--- begin ---

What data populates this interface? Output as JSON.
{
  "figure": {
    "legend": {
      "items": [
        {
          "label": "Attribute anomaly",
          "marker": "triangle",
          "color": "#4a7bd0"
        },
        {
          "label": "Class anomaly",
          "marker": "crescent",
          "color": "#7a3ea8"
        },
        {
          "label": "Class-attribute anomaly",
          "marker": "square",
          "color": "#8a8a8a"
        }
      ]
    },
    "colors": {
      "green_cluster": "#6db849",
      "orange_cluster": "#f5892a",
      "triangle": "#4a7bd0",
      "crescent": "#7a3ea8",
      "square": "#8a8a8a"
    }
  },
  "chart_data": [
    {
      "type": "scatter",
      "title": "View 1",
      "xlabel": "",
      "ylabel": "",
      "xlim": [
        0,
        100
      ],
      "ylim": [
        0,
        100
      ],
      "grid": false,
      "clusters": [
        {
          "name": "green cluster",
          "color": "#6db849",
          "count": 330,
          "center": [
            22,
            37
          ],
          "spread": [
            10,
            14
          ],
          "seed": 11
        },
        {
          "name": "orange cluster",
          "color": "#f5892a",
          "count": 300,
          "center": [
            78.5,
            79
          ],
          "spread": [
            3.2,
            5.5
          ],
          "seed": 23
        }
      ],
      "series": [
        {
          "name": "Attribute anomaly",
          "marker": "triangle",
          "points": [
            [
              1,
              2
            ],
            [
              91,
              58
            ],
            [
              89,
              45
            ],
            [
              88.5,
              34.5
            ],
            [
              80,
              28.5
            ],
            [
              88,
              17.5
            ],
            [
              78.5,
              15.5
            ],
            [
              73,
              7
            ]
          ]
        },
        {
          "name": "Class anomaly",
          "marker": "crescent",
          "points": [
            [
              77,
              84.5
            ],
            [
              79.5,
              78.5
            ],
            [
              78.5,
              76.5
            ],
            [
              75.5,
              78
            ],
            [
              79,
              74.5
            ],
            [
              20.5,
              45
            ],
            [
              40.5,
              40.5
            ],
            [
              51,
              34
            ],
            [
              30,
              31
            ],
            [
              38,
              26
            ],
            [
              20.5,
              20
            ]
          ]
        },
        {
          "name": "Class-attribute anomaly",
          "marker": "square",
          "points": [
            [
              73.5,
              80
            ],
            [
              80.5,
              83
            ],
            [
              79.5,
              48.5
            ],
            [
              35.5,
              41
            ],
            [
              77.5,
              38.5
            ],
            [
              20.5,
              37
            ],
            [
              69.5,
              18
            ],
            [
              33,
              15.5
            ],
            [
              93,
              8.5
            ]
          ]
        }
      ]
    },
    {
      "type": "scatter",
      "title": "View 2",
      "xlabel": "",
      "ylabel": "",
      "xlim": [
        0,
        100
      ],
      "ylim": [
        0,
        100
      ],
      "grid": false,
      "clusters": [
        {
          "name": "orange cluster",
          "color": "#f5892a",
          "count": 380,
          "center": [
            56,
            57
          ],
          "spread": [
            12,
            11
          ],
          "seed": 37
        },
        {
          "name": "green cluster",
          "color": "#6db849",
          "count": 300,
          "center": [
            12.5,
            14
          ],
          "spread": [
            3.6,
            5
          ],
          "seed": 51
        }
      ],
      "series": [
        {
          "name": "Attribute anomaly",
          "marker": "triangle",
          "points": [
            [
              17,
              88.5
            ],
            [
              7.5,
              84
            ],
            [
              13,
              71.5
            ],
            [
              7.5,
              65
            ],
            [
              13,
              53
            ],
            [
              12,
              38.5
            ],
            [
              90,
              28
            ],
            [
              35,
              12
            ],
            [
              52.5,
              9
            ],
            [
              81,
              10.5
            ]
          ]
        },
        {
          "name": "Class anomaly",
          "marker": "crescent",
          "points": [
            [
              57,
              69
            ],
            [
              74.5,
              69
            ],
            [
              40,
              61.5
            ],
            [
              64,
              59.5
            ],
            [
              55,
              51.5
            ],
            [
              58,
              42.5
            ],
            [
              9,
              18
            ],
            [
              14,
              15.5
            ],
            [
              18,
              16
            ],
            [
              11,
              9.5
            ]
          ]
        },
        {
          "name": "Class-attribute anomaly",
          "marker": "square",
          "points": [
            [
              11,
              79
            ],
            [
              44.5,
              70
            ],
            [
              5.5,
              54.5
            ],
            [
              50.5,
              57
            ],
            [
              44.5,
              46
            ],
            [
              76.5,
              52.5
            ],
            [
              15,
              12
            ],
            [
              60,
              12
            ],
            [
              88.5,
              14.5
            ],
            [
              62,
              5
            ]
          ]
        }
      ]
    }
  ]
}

--- end ---

* THE EXERCISE *
Quote every record above exactly.

* TASK ANSWER *
What data populates this interface? Output as JSON.
{
  "figure": {
    "legend": {
      "items": [
        {
          "label": "Attribute anomaly",
          "marker": "triangle",
          "color": "#4a7bd0"
        },
        {
          "label": "Class anomaly",
          "marker": "crescent",
          "color": "#7a3ea8"
        },
        {
          "label": "Class-attribute anomaly",
          "marker": "square",
          "color": "#8a8a8a"
        }
      ]
    },
    "colors": {
      "green_cluster": "#6db849",
      "orange_cluster": "#f5892a",
      "triangle": "#4a7bd0",
      "crescent": "#7a3ea8",
      "square": "#8a8a8a"
    }
  },
  "chart_data": [
    {
      "type": "scatter",
      "title": "View 1",
      "xlabel": "",
      "ylabel": "",
      "xlim": [
        0,
        100
      ],
      "ylim": [
        0,
        100
      ],
      "grid": false,
      "clusters": [
        {
          "name": "green cluster",
          "color": "#6db849",
          "count": 330,
          "center": [
            22,
            37
          ],
          "spread": [
            10,
            14
          ],
          "seed": 11
        },
        {
          "name": "orange cluster",
          "color": "#f5892a",
          "count": 300,
          "center": [
            78.5,
            79
          ],
          "spread": [
            3.2,
            5.5
          ],
          "seed": 23
        }
      ],
      "series": [
        {
          "name": "Attribute anomaly",
          "marker": "triangle",
          "points": [
            [
              1,
              2
            ],
            [
              91,
              58
            ],
            [
              89,
              45
            ],
            [
              88.5,
              34.5
            ],
            [
              80,
              28.5
            ],
            [
              88,
              17.5
            ],
            [
              78.5,
              15.5
            ],
            [
              73,
              7
            ]
          ]
        },
        {
          "name": "Class anomaly",
          "marker": "crescent",
          "points": [
            [
              77,
              84.5
            ],
            [
              79.5,
              78.5
            ],
            [
              78.5,
              76.5
            ],
            [
              75.5,
              78
            ],
            [
              79,
              74.5
            ],
            [
              20.5,
              45
            ],
            [
              40.5,
              40.5
            ],
            [
              51,
              34
            ],
            [
              30,
              31
            ],
            [
              38,
              26
            ],
            [
              20.5,
              20
            ]
          ]
        },
        {
          "name": "Class-attribute anomaly",
          "marker": "square",
          "points": [
            [
              73.5,
              80
            ],
            [
              80.5,
              83
            ],
            [
              79.5,
              48.5
            ],
            [
              35.5,
              41
            ],
            [
              77.5,
              38.5
            ],
            [
              20.5,
              37
            ],
            [
              69.5,
              18
            ],
            [
              33,
              15.5
            ],
            [
              93,
              8.5
            ]
          ]
        }
      ]
    },
    {
      "type": "scatter",
      "title": "View 2",
      "xlabel": "",
      "ylabel": "",
      "xlim": [
        0,
        100
      ],
      "ylim": [
        0,
        100
      ],
      "grid": false,
      "clusters": [
        {
          "name": "orange cluster",
          "color": "#f5892a",
          "count": 380,
          "center": [
            56,
            57
          ],
          "spread": [
            12,
            11
          ],
          "seed": 37
        },
        {
          "name": "green cluster",
          "color": "#6db849",
          "count": 300,
          "center": [
            12.5,
            14
          ],
          "spread": [
            3.6,
            5
          ],
          "seed": 51
        }
      ],
      "series": [
        {
          "name": "Attribute anomaly",
          "marker": "triangle",
          "points": [
            [
              17,
              88.5
            ],
            [
              7.5,
              84
            ],
            [
              13,
              71.5
            ],
            [
              7.5,
              65
            ],
            [
              13,
              53
            ],
            [
              12,
              38.5
            ],
            [
              90,
              28
            ],
            [
              35,
              12
            ],
            [
              52.5,
              9
            ],
            [
              81,
              10.5
            ]
          ]
        },
        {
          "name": "Class anomaly",
          "marker": "crescent",
          "points": [
            [
              57,
              69
            ],
            [
              74.5,
              69
            ],
            [
              40,
              61.5
            ],
            [
              64,
              59.5
            ],
            [
              55,
              51.5
            ],
            [
              58,
              42.5
            ],
            [
              9,
              18
            ],
            [
              14,
              15.5
            ],
            [
              18,
              16
            ],
            [
              11,
              9.5
            ]
          ]
        },
        {
          "name": "Class-attribute anomaly",
          "marker": "square",
          "points": [
            [
              11,
              79
            ],
            [
              44.5,
              70
            ],
            [
              5.5,
              54.5
            ],
            [
              50.5,
              57
            ],
            [
              44.5,
              46
            ],
            [
              76.5,
              52.5
            ],
            [
              15,
              12
            ],
            [
              60,
              12
            ],
            [
              88.5,
              14.5
            ],
            [
              62,
              5
            ]
          ]
        }
      ]
    }
  ]
}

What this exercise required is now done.